--- Short exercise ---
Give all the lines below again, exactly, with no pictures.

--- Record set ---
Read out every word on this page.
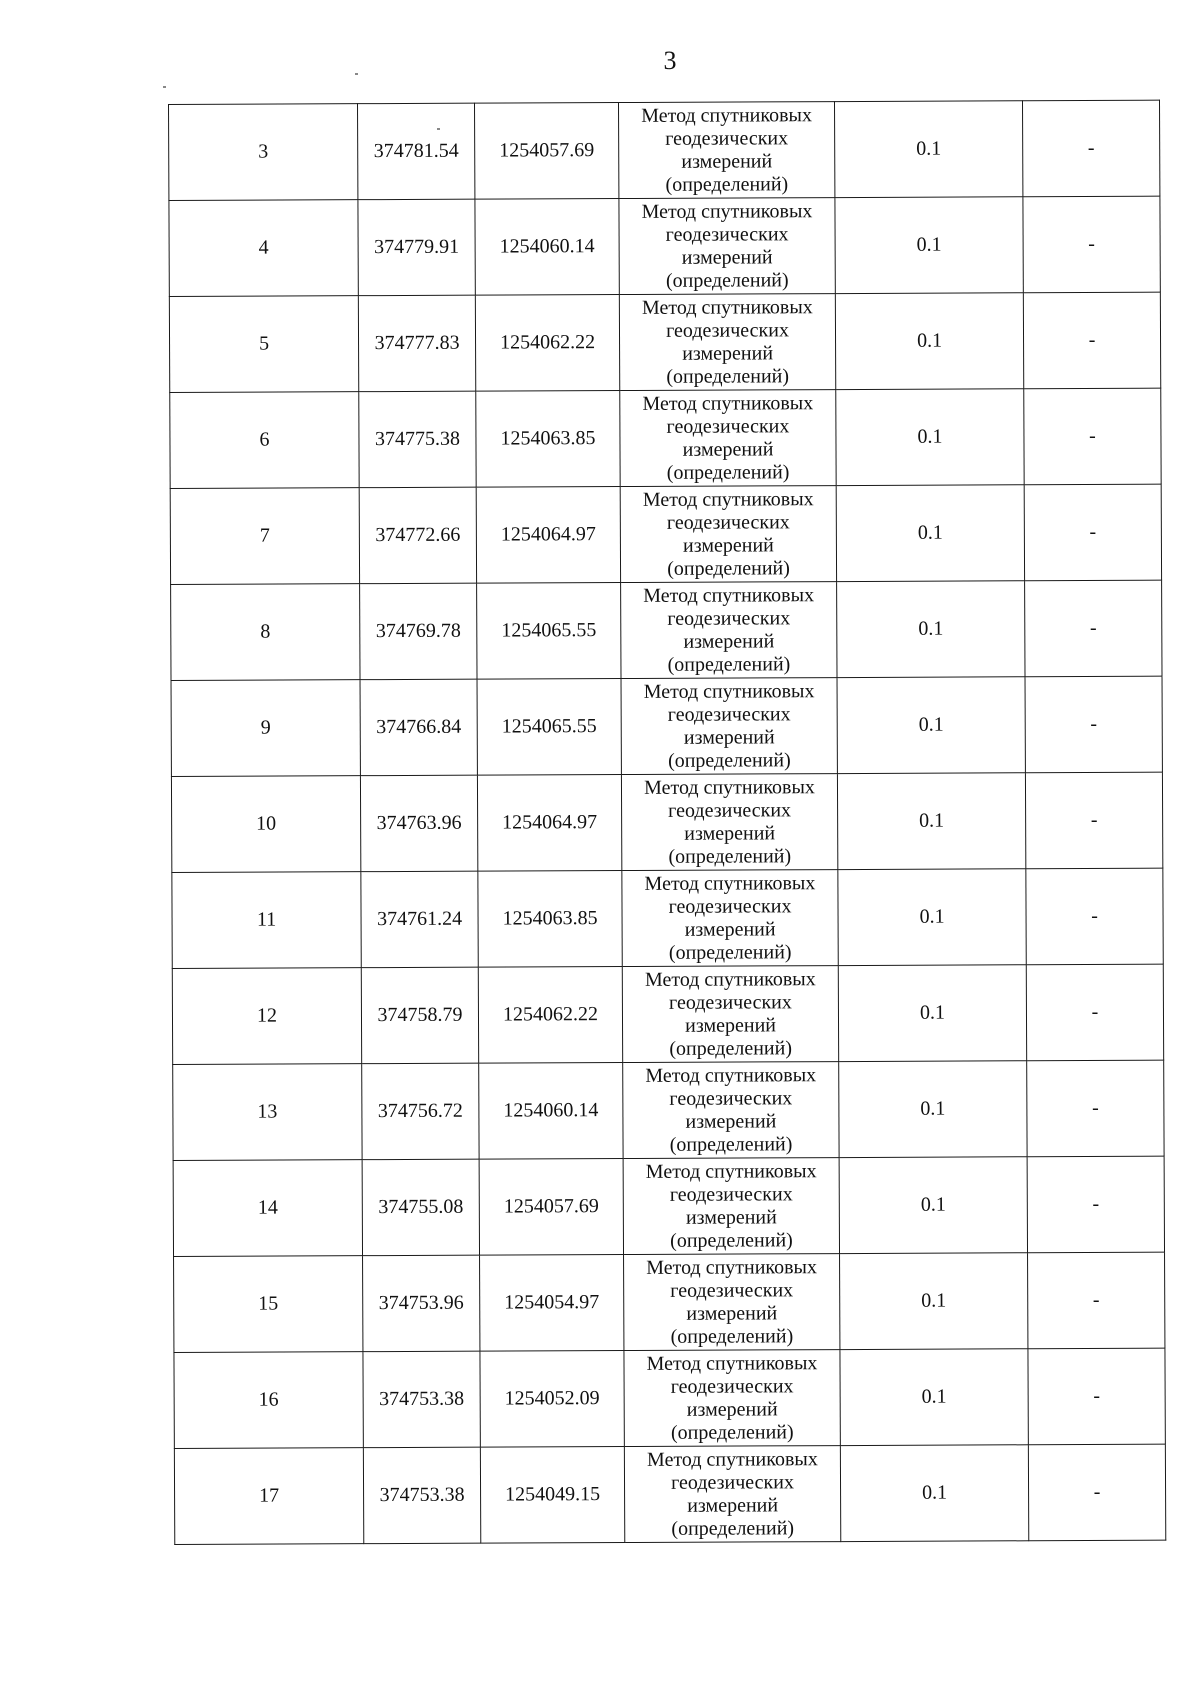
3
3	374781.54	1254057.69	Метод спутниковых
геодезических
измерений
(определений)	0.1	-
4	374779.91	1254060.14	Метод спутниковых
геодезических
измерений
(определений)	0.1	-
5	374777.83	1254062.22	Метод спутниковых
геодезических
измерений
(определений)	0.1	-
6	374775.38	1254063.85	Метод спутниковых
геодезических
измерений
(определений)	0.1	-
7	374772.66	1254064.97	Метод спутниковых
геодезических
измерений
(определений)	0.1	-
8	374769.78	1254065.55	Метод спутниковых
геодезических
измерений
(определений)	0.1	-
9	374766.84	1254065.55	Метод спутниковых
геодезических
измерений
(определений)	0.1	-
10	374763.96	1254064.97	Метод спутниковых
геодезических
измерений
(определений)	0.1	-
11	374761.24	1254063.85	Метод спутниковых
геодезических
измерений
(определений)	0.1	-
12	374758.79	1254062.22	Метод спутниковых
геодезических
измерений
(определений)	0.1	-
13	374756.72	1254060.14	Метод спутниковых
геодезических
измерений
(определений)	0.1	-
14	374755.08	1254057.69	Метод спутниковых
геодезических
измерений
(определений)	0.1	-
15	374753.96	1254054.97	Метод спутниковых
геодезических
измерений
(определений)	0.1	-
16	374753.38	1254052.09	Метод спутниковых
геодезических
измерений
(определений)	0.1	-
17	374753.38	1254049.15	Метод спутниковых
геодезических
измерений
(определений)	0.1	-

--- Response to the task ---
Read out every word on this page.
3
3	374781.54	1254057.69	Метод спутниковых
геодезических
измерений
(определений)	0.1	-
4	374779.91	1254060.14	Метод спутниковых
геодезических
измерений
(определений)	0.1	-
5	374777.83	1254062.22	Метод спутниковых
геодезических
измерений
(определений)	0.1	-
6	374775.38	1254063.85	Метод спутниковых
геодезических
измерений
(определений)	0.1	-
7	374772.66	1254064.97	Метод спутниковых
геодезических
измерений
(определений)	0.1	-
8	374769.78	1254065.55	Метод спутниковых
геодезических
измерений
(определений)	0.1	-
9	374766.84	1254065.55	Метод спутниковых
геодезических
измерений
(определений)	0.1	-
10	374763.96	1254064.97	Метод спутниковых
геодезических
измерений
(определений)	0.1	-
11	374761.24	1254063.85	Метод спутниковых
геодезических
измерений
(определений)	0.1	-
12	374758.79	1254062.22	Метод спутниковых
геодезических
измерений
(определений)	0.1	-
13	374756.72	1254060.14	Метод спутниковых
геодезических
измерений
(определений)	0.1	-
14	374755.08	1254057.69	Метод спутниковых
геодезических
измерений
(определений)	0.1	-
15	374753.96	1254054.97	Метод спутниковых
геодезических
измерений
(определений)	0.1	-
16	374753.38	1254052.09	Метод спутниковых
геодезических
измерений
(определений)	0.1	-
17	374753.38	1254049.15	Метод спутниковых
геодезических
измерений
(определений)	0.1	-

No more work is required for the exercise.